* [TASK]
Extract all lines containing "Anamur".

* [DATA LISTING]
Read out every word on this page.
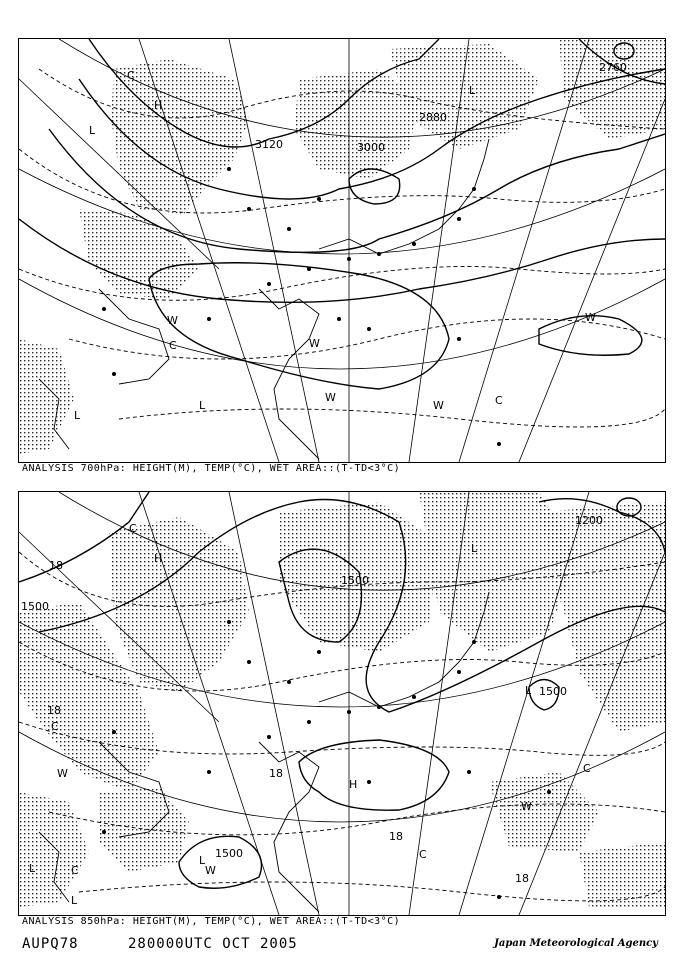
3120	3000
2880
2760
H
L
L
L
L
W
W
W
W
W
C
C
C
ANALYSIS 700hPa: HEIGHT(M), TEMP(°C), WET AREA::(T-TD<3°C)
1500
1500
1500
1500
1200
18
18
18
18
18
H
H
L
L
L
L
L
C
C
C
C
C
W
W
W
ANALYSIS 850hPa: HEIGHT(M), TEMP(°C), WET AREA::(T-TD<3°C)
AUPQ78	280000UTC OCT 2005	Japan Meteorological Agency
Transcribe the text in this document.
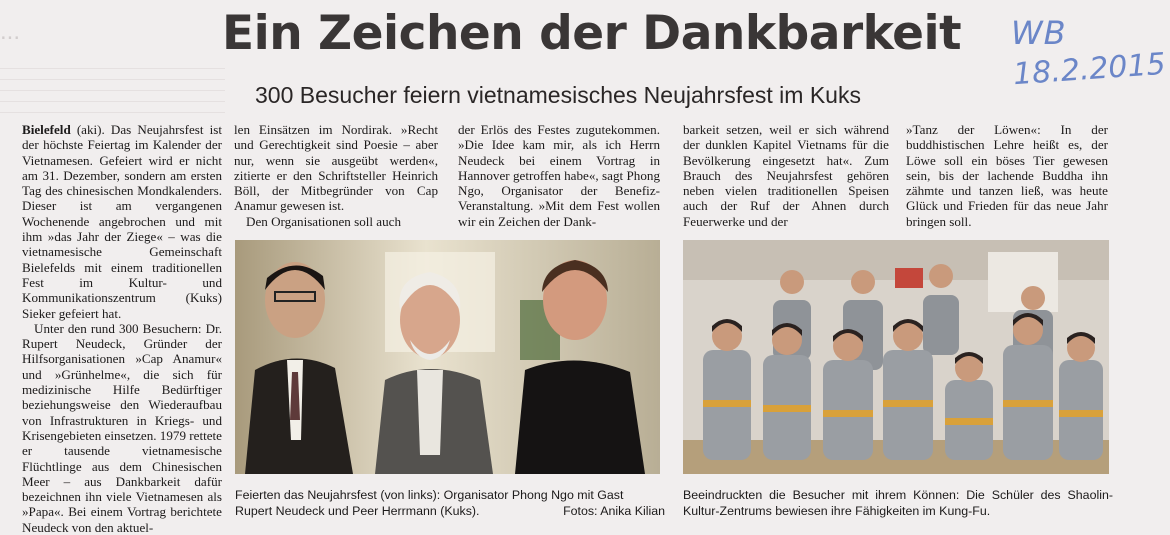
...	Ein Zeichen der Dankbarkeit
300 Besucher feiern vietnamesisches Neujahrsfest im Kuks
WB
18.2.2015

Bielefeld (aki). Das Neujahrsfest ist der höchste Feiertag im Kalender der Vietnamesen. Gefeiert wird er nicht am 31. Dezember, sondern am ersten Tag des chinesischen Mondkalenders. Dieser ist am vergangenen Wochenende angebrochen und mit ihm »das Jahr der Ziege« – was die vietnamesische Gemeinschaft Bielefelds mit einem traditionellen Fest im Kultur- und Kommunikationszentrum (Kuks) Sieker gefeiert hat.

Unter den rund 300 Besuchern: Dr. Rupert Neudeck, Gründer der Hilfsorganisationen »Cap Anamur« und »Grünhelme«, die sich für medizinische Hilfe Bedürftiger beziehungsweise den Wiederaufbau von Infrastrukturen in Kriegs- und Krisengebieten einsetzen. 1979 rettete er tausende vietnamesische Flüchtlinge aus dem Chinesischen Meer – aus Dankbarkeit dafür bezeichnen ihn viele Vietnamesen als »Papa«. Bei einem Vortrag berichtete Neudeck von den aktuel-

len Einsätzen im Nordirak. »Recht und Gerechtigkeit sind Poesie – aber nur, wenn sie ausgeübt werden«, zitierte er den Schriftsteller Heinrich Böll, der Mitbegründer von Cap Anamur gewesen ist.

Den Organisationen soll auch

der Erlös des Festes zugutekommen. »Die Idee kam mir, als ich Herrn Neudeck bei einem Vortrag in Hannover getroffen habe«, sagt Phong Ngo, Organisator der Benefiz-Veranstaltung. »Mit dem Fest wollen wir ein Zeichen der Dank-

barkeit setzen, weil er sich während der dunklen Kapitel Vietnams für die Bevölkerung eingesetzt hat«. Zum Brauch des Neujahrsfest gehören neben vielen traditionellen Speisen auch der Ruf der Ahnen durch Feuerwerke und der

»Tanz der Löwen«: In der buddhistischen Lehre heißt es, der Löwe soll ein böses Tier gewesen sein, bis der lachende Buddha ihn zähmte und tanzen ließ, was heute Glück und Frieden für das neue Jahr bringen soll.

Feierten das Neujahrsfest (von links): Organisator Phong Ngo mit Gast
Rupert Neudeck und Peer Herrmann (Kuks).	Fotos: Anika Kilian
Beeindruckten die Besucher mit ihrem Können: Die Schüler des Shaolin-Kultur-Zentrums bewiesen ihre Fähigkeiten im Kung-Fu.
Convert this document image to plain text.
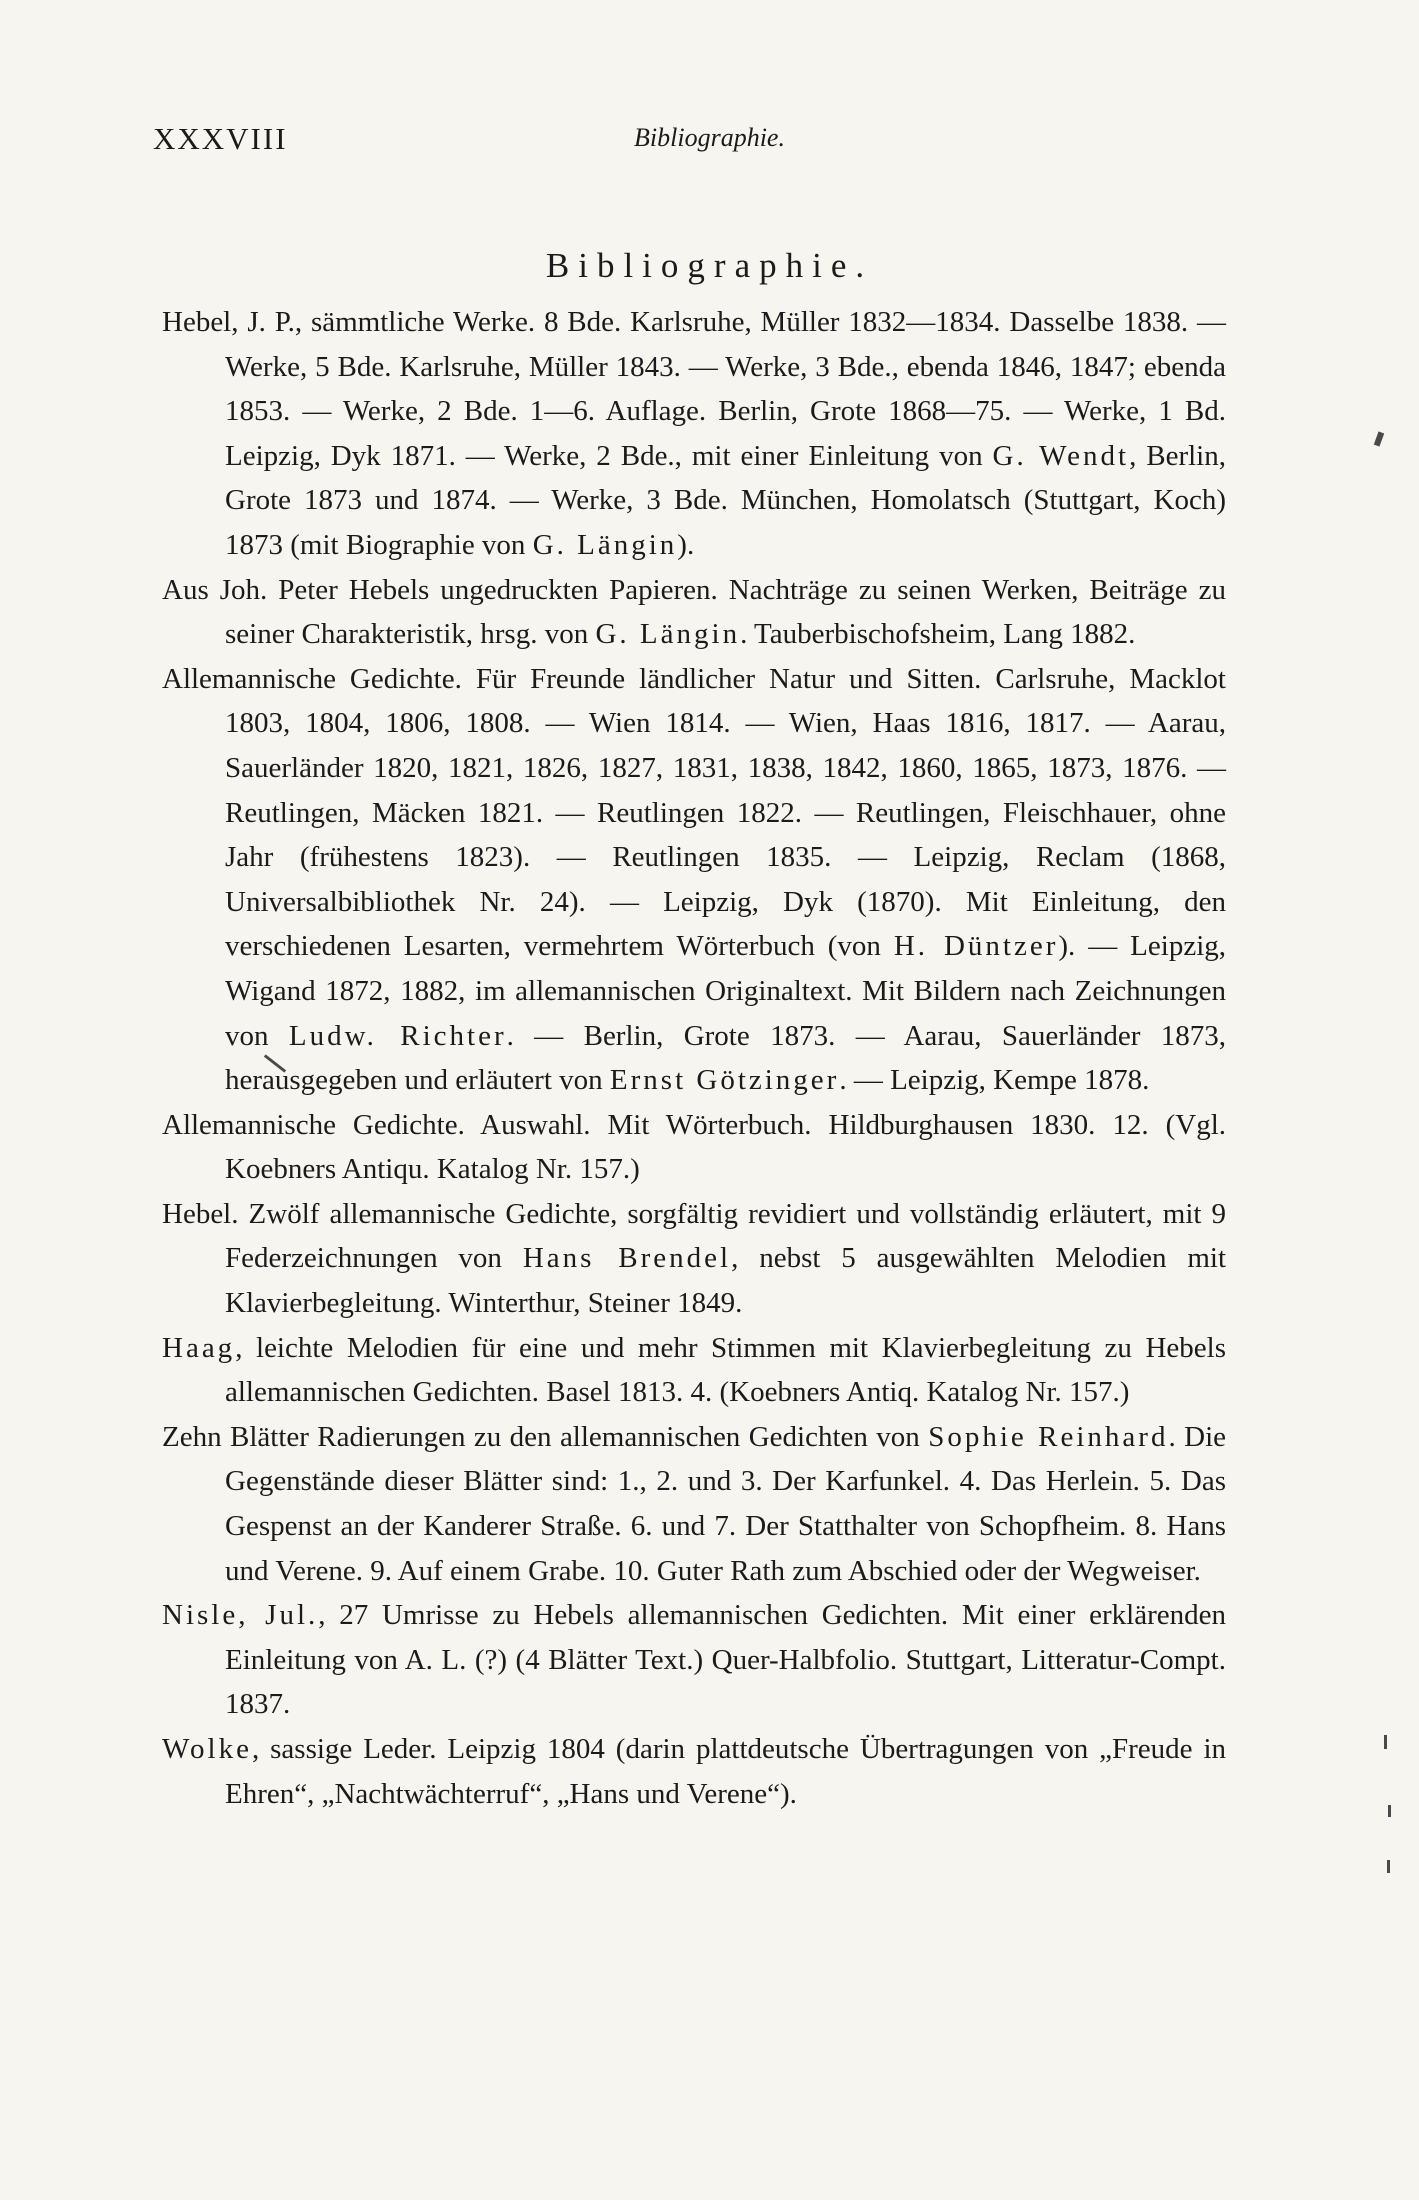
XXXVIII	Bibliographie.
Bibliographie.

Hebel, J. P., sämmtliche Werke. 8 Bde. Karlsruhe, Müller 1832—1834. Dasselbe 1838. — Werke, 5 Bde. Karlsruhe, Müller 1843. — Werke, 3 Bde., ebenda 1846, 1847; ebenda 1853. — Werke, 2 Bde. 1—6. Auflage. Berlin, Grote 1868—75. — Werke, 1 Bd. Leipzig, Dyk 1871. — Werke, 2 Bde., mit einer Einleitung von G. Wendt, Berlin, Grote 1873 und 1874. — Werke, 3 Bde. München, Homolatsch (Stuttgart, Koch) 1873 (mit Biographie von G. Längin).

Aus Joh. Peter Hebels ungedruckten Papieren. Nachträge zu seinen Werken, Beiträge zu seiner Charakteristik, hrsg. von G. Längin. Tauberbischofsheim, Lang 1882.

Allemannische Gedichte. Für Freunde ländlicher Natur und Sitten. Carlsruhe, Macklot 1803, 1804, 1806, 1808. — Wien 1814. — Wien, Haas 1816, 1817. — Aarau, Sauerländer 1820, 1821, 1826, 1827, 1831, 1838, 1842, 1860, 1865, 1873, 1876. — Reutlingen, Mäcken 1821. — Reutlingen 1822. — Reutlingen, Fleischhauer, ohne Jahr (frühestens 1823). — Reutlingen 1835. — Leipzig, Reclam (1868, Universalbibliothek Nr. 24). — Leipzig, Dyk (1870). Mit Einleitung, den verschiedenen Lesarten, vermehrtem Wörterbuch (von H. Düntzer). — Leipzig, Wigand 1872, 1882, im allemannischen Originaltext. Mit Bildern nach Zeichnungen von Ludw. Richter. — Berlin, Grote 1873. — Aarau, Sauerländer 1873, herausgegeben und erläutert von Ernst Götzinger. — Leipzig, Kempe 1878.

Allemannische Gedichte. Auswahl. Mit Wörterbuch. Hildburghausen 1830. 12. (Vgl. Koebners Antiqu. Katalog Nr. 157.)

Hebel. Zwölf allemannische Gedichte, sorgfältig revidiert und vollständig erläutert, mit 9 Federzeichnungen von Hans Brendel, nebst 5 ausgewählten Melodien mit Klavierbegleitung. Winterthur, Steiner 1849.

Haag, leichte Melodien für eine und mehr Stimmen mit Klavierbegleitung zu Hebels allemannischen Gedichten. Basel 1813. 4. (Koebners Antiq. Katalog Nr. 157.)

Zehn Blätter Radierungen zu den allemannischen Gedichten von Sophie Reinhard. Die Gegenstände dieser Blätter sind: 1., 2. und 3. Der Karfunkel. 4. Das Herlein. 5. Das Gespenst an der Kanderer Straße. 6. und 7. Der Statthalter von Schopfheim. 8. Hans und Verene. 9. Auf einem Grabe. 10. Guter Rath zum Abschied oder der Wegweiser.

Nisle, Jul., 27 Umrisse zu Hebels allemannischen Gedichten. Mit einer erklärenden Einleitung von A. L. (?) (4 Blätter Text.) Quer-Halbfolio. Stuttgart, Litteratur-Compt. 1837.

Wolke, sassige Leder. Leipzig 1804 (darin plattdeutsche Übertragungen von „Freude in Ehren“, „Nachtwächterruf“, „Hans und Verene“).
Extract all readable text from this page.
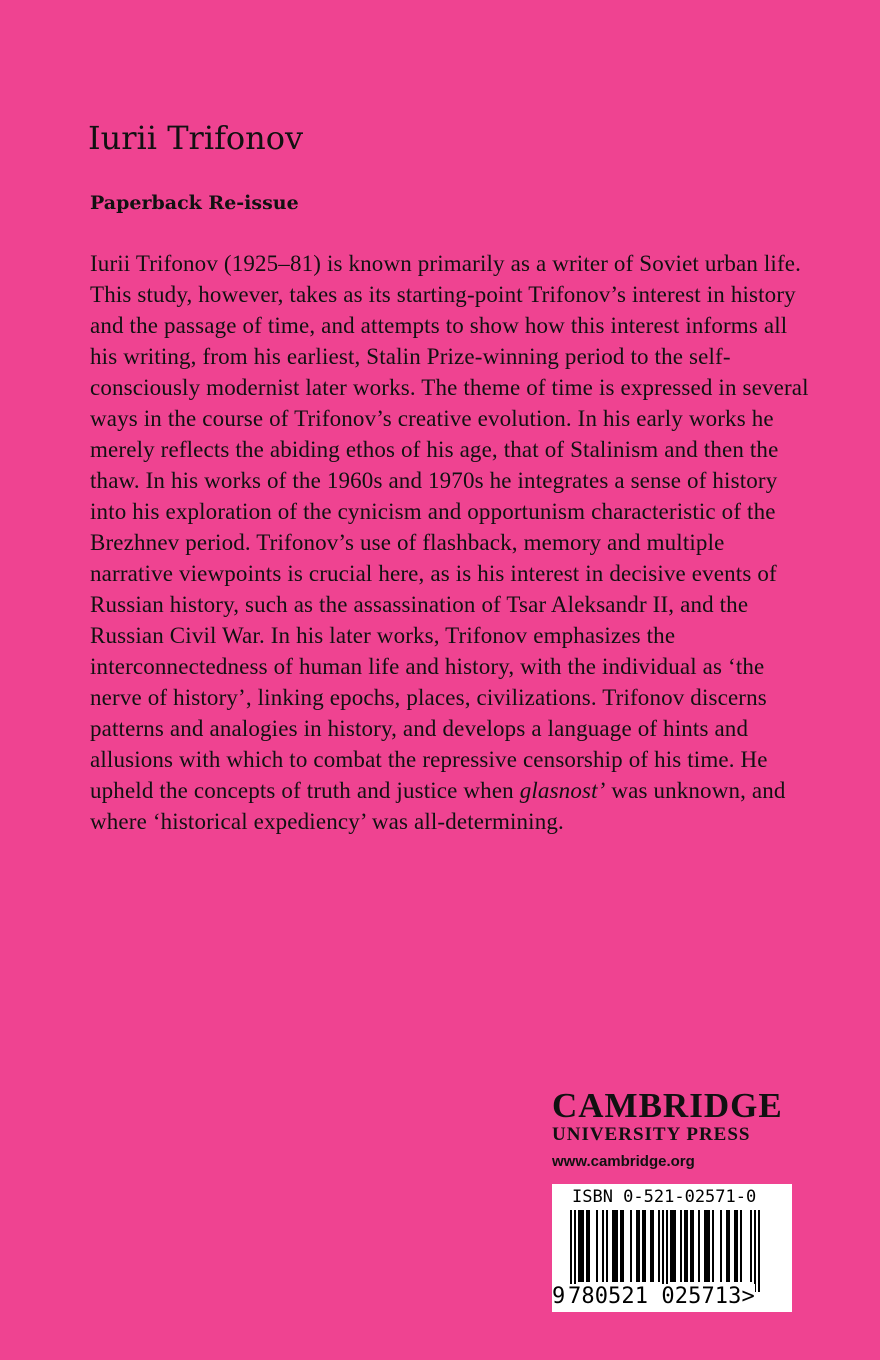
Iurii Trifonov
Paperback Re-issue

Iurii Trifonov (1925–81) is known primarily as a writer of Soviet urban life. This study, however, takes as its starting-point Trifonov’s interest in history and the passage of time, and attempts to show how this interest informs all his writing, from his earliest, Stalin Prize-winning period to the self-consciously modernist later works. The theme of time is expressed in several ways in the course of Trifonov’s creative evolution. In his early works he merely reflects the abiding ethos of his age, that of Stalinism and then the thaw. In his works of the 1960s and 1970s he integrates a sense of history into his exploration of the cynicism and opportunism characteristic of the Brezhnev period. Trifonov’s use of flashback, memory and multiple narrative viewpoints is crucial here, as is his interest in decisive events of Russian history, such as the assassination of Tsar Aleksandr II, and the Russian Civil War. In his later works, Trifonov emphasizes the interconnectedness of human life and history, with the individual as ‘the nerve of history’, linking epochs, places, civilizations. Trifonov discerns patterns and analogies in history, and develops a language of hints and allusions with which to combat the repressive censorship of his time. He upheld the concepts of truth and justice when glasnost’ was unknown, and where ‘historical expediency’ was all-determining.

CAMBRIDGE
UNIVERSITY PRESS
www.cambridge.org
ISBN 0-521-02571-0
9 780521 025713>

* [COMPLETE OUTPUT]
Unter den rund 300 Besuchern: Dr. Rupert Neudeck, Gründer der Hilfsorganisationen »Cap Anamur« und »Grünhelme«, die sich für medizinische Hilfe Bedürftiger beziehungsweise den Wiederaufbau von Infrastrukturen in Kriegs- und Krisengebieten einsetzen. 1979 rettete er tausende vietnamesische Flüchtlinge aus dem Chinesischen Meer – aus Dankbarkeit dafür bezeichnen ihn viele Vietnamesen als »Papa«. Bei einem Vortrag berichtete Neudeck von den aktuel-
len Einsätzen im Nordirak. »Recht und Gerechtigkeit sind Poesie – aber nur, wenn sie ausgeübt werden«, zitierte er den Schriftsteller Heinrich Böll, der Mitbegründer von Cap Anamur gewesen ist.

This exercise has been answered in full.